__What the task asks__:
In the article about the Southern Poverty Law Center's magazine, what was the education program called before it became Learning for Justice?

Southern Poverty Law Center Releases ‘Learning for Justice’ Magazine

SPLC Learning for Justice
Twitter/@learnforjustice

The disgraced far-left Southern Poverty Law Center (SPLC) has reinvented its social justice Teaching for Tolerance education program and rebranded it Learning for Justice (LFJ), with an online magazine touting one goal that aims “to dismantle white supremacy.”

“Learning for Justice seeks to uphold the mission of the Southern Poverty Law Center: to be a catalyst for racial justice in the South and beyond,” the magazine states at its website.

To explain its name change, SPLC’s Learning For Justice says, “The fact is tolerance is not justice. It isn’t a sufficient description of the work we do or of the world we want.”

In 2019, SPLC, which has been notorious in its often false labeling of other organizations as “hate groups,” found itself the “accused” when several of its former senior leaders exposed alleged racism, corruption, and sexual harassment within the group.

Bob Moser, a former SPLC staffer, revealed, “The work could be meaningful and gratifying. But it was hard, for many of us, not to feel like we’d become pawns in what was, in many respects, a highly profitable scam.”

Richard Cohen, former president of SPLC, resigned, as did the group’s deputy legal director and a member of the SPLC’s board of directors.

__Dataset entries__:

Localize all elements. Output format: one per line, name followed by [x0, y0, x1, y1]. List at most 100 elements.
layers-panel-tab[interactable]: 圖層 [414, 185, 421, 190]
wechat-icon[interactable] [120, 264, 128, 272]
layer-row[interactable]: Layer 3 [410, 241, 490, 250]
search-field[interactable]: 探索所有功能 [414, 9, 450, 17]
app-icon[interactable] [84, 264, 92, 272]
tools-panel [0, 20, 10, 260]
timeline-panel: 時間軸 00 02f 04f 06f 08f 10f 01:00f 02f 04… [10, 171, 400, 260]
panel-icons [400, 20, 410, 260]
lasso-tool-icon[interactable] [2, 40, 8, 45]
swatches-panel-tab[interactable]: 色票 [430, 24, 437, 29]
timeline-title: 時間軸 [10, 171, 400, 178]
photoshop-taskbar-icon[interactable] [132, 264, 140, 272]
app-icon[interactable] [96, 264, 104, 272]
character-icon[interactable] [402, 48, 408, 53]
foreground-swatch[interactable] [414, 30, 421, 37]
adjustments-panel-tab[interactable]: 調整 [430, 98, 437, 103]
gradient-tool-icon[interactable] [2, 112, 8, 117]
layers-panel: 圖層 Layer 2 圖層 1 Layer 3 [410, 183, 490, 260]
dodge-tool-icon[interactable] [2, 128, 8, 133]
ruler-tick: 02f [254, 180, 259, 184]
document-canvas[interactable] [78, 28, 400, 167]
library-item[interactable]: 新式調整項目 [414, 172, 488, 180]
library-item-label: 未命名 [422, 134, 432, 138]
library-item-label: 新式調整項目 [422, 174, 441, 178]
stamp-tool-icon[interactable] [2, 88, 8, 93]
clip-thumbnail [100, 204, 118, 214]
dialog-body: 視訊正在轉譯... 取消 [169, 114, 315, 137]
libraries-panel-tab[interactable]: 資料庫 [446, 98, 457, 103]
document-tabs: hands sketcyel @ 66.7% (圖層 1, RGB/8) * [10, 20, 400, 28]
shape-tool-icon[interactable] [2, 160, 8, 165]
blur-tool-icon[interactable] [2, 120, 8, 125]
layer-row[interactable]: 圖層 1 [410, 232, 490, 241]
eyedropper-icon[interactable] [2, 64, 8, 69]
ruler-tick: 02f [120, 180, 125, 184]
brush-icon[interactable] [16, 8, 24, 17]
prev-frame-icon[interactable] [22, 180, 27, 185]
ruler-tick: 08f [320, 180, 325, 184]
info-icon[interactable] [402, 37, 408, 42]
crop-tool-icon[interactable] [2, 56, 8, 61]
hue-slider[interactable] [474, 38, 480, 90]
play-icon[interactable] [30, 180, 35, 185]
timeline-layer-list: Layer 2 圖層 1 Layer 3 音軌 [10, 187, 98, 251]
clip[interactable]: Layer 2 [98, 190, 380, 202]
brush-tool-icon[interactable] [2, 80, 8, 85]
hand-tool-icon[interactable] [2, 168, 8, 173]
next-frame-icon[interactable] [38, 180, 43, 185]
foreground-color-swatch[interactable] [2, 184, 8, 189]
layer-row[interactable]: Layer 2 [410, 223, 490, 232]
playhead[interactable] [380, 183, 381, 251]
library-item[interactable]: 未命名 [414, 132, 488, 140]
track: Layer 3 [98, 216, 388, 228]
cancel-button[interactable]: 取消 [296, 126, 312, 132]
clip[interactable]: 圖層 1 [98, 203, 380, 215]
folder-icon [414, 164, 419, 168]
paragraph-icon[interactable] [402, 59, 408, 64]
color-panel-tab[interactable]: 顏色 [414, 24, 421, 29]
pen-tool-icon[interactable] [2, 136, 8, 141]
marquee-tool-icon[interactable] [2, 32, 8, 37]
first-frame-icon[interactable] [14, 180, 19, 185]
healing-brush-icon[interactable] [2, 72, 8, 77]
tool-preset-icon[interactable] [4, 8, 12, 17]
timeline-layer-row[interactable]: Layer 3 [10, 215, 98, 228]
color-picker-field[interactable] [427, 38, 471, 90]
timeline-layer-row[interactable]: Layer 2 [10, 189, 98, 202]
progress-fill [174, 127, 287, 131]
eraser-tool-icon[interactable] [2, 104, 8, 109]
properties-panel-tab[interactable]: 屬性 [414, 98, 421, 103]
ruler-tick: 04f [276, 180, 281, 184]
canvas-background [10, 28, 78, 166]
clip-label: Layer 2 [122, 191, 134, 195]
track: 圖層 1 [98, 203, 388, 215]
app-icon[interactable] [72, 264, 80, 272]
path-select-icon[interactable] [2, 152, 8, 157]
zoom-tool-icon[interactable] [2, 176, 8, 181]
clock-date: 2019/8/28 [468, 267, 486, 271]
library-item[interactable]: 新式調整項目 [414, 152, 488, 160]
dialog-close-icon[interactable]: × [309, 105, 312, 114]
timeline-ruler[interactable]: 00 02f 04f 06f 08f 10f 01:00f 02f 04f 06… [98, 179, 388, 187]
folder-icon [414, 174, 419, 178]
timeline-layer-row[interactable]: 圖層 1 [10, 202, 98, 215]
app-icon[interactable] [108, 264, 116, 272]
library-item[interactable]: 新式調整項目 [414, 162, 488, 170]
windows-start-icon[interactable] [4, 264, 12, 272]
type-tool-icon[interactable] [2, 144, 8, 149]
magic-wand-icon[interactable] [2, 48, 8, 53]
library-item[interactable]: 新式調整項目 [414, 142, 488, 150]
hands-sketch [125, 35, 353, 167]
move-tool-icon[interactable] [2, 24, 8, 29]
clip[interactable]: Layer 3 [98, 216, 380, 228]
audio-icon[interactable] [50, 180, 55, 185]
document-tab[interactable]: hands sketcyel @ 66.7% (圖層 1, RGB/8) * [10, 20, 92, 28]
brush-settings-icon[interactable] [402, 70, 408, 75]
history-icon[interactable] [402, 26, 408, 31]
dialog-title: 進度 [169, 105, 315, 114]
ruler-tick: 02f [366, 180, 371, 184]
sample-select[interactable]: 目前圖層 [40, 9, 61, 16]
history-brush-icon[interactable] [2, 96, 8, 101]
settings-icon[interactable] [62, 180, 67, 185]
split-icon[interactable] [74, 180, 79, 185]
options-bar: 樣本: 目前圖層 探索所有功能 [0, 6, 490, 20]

__Solution for this problem__:
Teaching for Tolerance